- [EXERCISE AIM]:
Write out each entry again. Keep every word exactly as it is.

⁂

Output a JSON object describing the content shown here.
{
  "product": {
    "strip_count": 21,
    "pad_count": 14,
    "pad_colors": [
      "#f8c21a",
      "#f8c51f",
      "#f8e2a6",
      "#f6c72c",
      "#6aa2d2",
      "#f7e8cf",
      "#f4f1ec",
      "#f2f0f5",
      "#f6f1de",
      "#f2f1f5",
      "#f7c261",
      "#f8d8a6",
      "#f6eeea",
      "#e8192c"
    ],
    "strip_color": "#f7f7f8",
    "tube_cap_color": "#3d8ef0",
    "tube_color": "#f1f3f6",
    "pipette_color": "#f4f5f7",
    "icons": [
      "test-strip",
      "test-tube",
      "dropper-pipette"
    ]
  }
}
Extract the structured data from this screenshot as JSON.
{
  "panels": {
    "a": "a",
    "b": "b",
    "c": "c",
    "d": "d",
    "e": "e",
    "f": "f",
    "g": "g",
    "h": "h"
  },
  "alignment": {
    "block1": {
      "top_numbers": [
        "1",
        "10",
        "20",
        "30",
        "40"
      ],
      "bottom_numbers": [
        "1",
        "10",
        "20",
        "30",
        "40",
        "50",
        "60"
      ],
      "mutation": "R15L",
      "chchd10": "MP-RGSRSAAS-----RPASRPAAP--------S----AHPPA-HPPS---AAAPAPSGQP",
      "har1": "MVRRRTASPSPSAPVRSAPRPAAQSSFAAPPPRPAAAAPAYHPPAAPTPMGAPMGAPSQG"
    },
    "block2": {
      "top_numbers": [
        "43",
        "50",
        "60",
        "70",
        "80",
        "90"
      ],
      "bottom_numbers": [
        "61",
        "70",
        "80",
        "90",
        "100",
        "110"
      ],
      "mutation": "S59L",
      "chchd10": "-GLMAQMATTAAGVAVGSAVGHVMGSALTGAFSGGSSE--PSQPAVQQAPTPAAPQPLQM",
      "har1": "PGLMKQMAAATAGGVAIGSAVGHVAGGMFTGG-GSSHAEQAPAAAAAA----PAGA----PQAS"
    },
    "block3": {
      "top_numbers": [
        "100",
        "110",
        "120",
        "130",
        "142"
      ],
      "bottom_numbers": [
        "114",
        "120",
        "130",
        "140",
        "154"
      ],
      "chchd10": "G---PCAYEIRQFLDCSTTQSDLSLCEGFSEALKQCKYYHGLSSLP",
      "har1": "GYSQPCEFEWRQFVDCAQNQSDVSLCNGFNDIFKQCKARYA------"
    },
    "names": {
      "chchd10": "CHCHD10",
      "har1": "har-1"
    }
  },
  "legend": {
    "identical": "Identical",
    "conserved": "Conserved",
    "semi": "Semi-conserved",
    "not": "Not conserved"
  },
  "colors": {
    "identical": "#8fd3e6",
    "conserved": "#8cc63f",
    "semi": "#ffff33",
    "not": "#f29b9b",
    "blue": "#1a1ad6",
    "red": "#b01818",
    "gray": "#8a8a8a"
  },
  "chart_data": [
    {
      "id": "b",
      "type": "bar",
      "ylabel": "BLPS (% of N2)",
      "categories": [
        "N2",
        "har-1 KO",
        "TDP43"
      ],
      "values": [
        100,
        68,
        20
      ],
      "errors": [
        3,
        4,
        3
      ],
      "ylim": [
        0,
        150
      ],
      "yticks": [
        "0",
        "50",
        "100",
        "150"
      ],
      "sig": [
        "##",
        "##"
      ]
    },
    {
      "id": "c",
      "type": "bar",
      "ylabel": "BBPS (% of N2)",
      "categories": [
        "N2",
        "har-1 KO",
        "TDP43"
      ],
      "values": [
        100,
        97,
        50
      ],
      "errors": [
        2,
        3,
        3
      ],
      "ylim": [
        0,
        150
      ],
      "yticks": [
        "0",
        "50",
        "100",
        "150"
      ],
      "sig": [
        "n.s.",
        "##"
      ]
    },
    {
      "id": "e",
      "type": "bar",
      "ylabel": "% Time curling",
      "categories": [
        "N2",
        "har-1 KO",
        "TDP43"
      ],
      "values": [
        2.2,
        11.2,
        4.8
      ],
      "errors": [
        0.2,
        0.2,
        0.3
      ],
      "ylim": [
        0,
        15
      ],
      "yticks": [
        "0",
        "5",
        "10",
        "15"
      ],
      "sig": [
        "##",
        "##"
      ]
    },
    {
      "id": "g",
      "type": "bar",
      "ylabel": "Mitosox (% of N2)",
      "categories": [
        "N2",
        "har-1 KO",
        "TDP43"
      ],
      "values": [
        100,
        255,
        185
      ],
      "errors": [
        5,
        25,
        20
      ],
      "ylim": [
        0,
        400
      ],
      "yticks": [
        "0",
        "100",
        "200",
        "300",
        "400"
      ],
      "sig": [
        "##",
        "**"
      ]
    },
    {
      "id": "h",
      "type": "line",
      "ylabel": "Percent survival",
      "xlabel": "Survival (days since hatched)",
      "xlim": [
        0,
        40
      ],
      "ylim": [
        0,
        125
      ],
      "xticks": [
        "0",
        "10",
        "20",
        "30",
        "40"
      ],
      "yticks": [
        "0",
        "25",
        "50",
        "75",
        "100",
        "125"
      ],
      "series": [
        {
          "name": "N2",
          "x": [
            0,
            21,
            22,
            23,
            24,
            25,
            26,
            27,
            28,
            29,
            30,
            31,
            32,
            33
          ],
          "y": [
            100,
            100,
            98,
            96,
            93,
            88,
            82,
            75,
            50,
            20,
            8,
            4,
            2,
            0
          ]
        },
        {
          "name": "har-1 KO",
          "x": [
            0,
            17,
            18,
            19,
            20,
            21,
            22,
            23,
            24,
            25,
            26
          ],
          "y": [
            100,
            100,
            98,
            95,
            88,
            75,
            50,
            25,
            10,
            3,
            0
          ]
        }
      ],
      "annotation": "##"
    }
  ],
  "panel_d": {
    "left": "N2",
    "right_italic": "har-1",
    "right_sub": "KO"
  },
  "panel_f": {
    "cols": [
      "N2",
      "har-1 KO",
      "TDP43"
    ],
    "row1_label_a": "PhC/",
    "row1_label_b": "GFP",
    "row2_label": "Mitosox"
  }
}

⁂

- [ANSWER TO THE EXERCISE]:
Output a JSON object describing the content shown here.
{
  "product": {
    "strip_count": 21,
    "pad_count": 14,
    "pad_colors": [
      "#f8c21a",
      "#f8c51f",
      "#f8e2a6",
      "#f6c72c",
      "#6aa2d2",
      "#f7e8cf",
      "#f4f1ec",
      "#f2f0f5",
      "#f6f1de",
      "#f2f1f5",
      "#f7c261",
      "#f8d8a6",
      "#f6eeea",
      "#e8192c"
    ],
    "strip_color": "#f7f7f8",
    "tube_cap_color": "#3d8ef0",
    "tube_color": "#f1f3f6",
    "pipette_color": "#f4f5f7",
    "icons": [
      "test-strip",
      "test-tube",
      "dropper-pipette"
    ]
  }
}
Extract the structured data from this screenshot as JSON.
{
  "panels": {
    "a": "a",
    "b": "b",
    "c": "c",
    "d": "d",
    "e": "e",
    "f": "f",
    "g": "g",
    "h": "h"
  },
  "alignment": {
    "block1": {
      "top_numbers": [
        "1",
        "10",
        "20",
        "30",
        "40"
      ],
      "bottom_numbers": [
        "1",
        "10",
        "20",
        "30",
        "40",
        "50",
        "60"
      ],
      "mutation": "R15L",
      "chchd10": "MP-RGSRSAAS-----RPASRPAAP--------S----AHPPA-HPPS---AAAPAPSGQP",
      "har1": "MVRRRTASPSPSAPVRSAPRPAAQSSFAAPPPRPAAAAPAYHPPAAPTPMGAPMGAPSQG"
    },
    "block2": {
      "top_numbers": [
        "43",
        "50",
        "60",
        "70",
        "80",
        "90"
      ],
      "bottom_numbers": [
        "61",
        "70",
        "80",
        "90",
        "100",
        "110"
      ],
      "mutation": "S59L",
      "chchd10": "-GLMAQMATTAAGVAVGSAVGHVMGSALTGAFSGGSSE--PSQPAVQQAPTPAAPQPLQM",
      "har1": "PGLMKQMAAATAGGVAIGSAVGHVAGGMFTGG-GSSHAEQAPAAAAAA----PAGA----PQAS"
    },
    "block3": {
      "top_numbers": [
        "100",
        "110",
        "120",
        "130",
        "142"
      ],
      "bottom_numbers": [
        "114",
        "120",
        "130",
        "140",
        "154"
      ],
      "chchd10": "G---PCAYEIRQFLDCSTTQSDLSLCEGFSEALKQCKYYHGLSSLP",
      "har1": "GYSQPCEFEWRQFVDCAQNQSDVSLCNGFNDIFKQCKARYA------"
    },
    "names": {
      "chchd10": "CHCHD10",
      "har1": "har-1"
    }
  },
  "legend": {
    "identical": "Identical",
    "conserved": "Conserved",
    "semi": "Semi-conserved",
    "not": "Not conserved"
  },
  "colors": {
    "identical": "#8fd3e6",
    "conserved": "#8cc63f",
    "semi": "#ffff33",
    "not": "#f29b9b",
    "blue": "#1a1ad6",
    "red": "#b01818",
    "gray": "#8a8a8a"
  },
  "chart_data": [
    {
      "id": "b",
      "type": "bar",
      "ylabel": "BLPS (% of N2)",
      "categories": [
        "N2",
        "har-1 KO",
        "TDP43"
      ],
      "values": [
        100,
        68,
        20
      ],
      "errors": [
        3,
        4,
        3
      ],
      "ylim": [
        0,
        150
      ],
      "yticks": [
        "0",
        "50",
        "100",
        "150"
      ],
      "sig": [
        "##",
        "##"
      ]
    },
    {
      "id": "c",
      "type": "bar",
      "ylabel": "BBPS (% of N2)",
      "categories": [
        "N2",
        "har-1 KO",
        "TDP43"
      ],
      "values": [
        100,
        97,
        50
      ],
      "errors": [
        2,
        3,
        3
      ],
      "ylim": [
        0,
        150
      ],
      "yticks": [
        "0",
        "50",
        "100",
        "150"
      ],
      "sig": [
        "n.s.",
        "##"
      ]
    },
    {
      "id": "e",
      "type": "bar",
      "ylabel": "% Time curling",
      "categories": [
        "N2",
        "har-1 KO",
        "TDP43"
      ],
      "values": [
        2.2,
        11.2,
        4.8
      ],
      "errors": [
        0.2,
        0.2,
        0.3
      ],
      "ylim": [
        0,
        15
      ],
      "yticks": [
        "0",
        "5",
        "10",
        "15"
      ],
      "sig": [
        "##",
        "##"
      ]
    },
    {
      "id": "g",
      "type": "bar",
      "ylabel": "Mitosox (% of N2)",
      "categories": [
        "N2",
        "har-1 KO",
        "TDP43"
      ],
      "values": [
        100,
        255,
        185
      ],
      "errors": [
        5,
        25,
        20
      ],
      "ylim": [
        0,
        400
      ],
      "yticks": [
        "0",
        "100",
        "200",
        "300",
        "400"
      ],
      "sig": [
        "##",
        "**"
      ]
    },
    {
      "id": "h",
      "type": "line",
      "ylabel": "Percent survival",
      "xlabel": "Survival (days since hatched)",
      "xlim": [
        0,
        40
      ],
      "ylim": [
        0,
        125
      ],
      "xticks": [
        "0",
        "10",
        "20",
        "30",
        "40"
      ],
      "yticks": [
        "0",
        "25",
        "50",
        "75",
        "100",
        "125"
      ],
      "series": [
        {
          "name": "N2",
          "x": [
            0,
            21,
            22,
            23,
            24,
            25,
            26,
            27,
            28,
            29,
            30,
            31,
            32,
            33
          ],
          "y": [
            100,
            100,
            98,
            96,
            93,
            88,
            82,
            75,
            50,
            20,
            8,
            4,
            2,
            0
          ]
        },
        {
          "name": "har-1 KO",
          "x": [
            0,
            17,
            18,
            19,
            20,
            21,
            22,
            23,
            24,
            25,
            26
          ],
          "y": [
            100,
            100,
            98,
            95,
            88,
            75,
            50,
            25,
            10,
            3,
            0
          ]
        }
      ],
      "annotation": "##"
    }
  ],
  "panel_d": {
    "left": "N2",
    "right_italic": "har-1",
    "right_sub": "KO"
  },
  "panel_f": {
    "cols": [
      "N2",
      "har-1 KO",
      "TDP43"
    ],
    "row1_label_a": "PhC/",
    "row1_label_b": "GFP",
    "row2_label": "Mitosox"
  }
}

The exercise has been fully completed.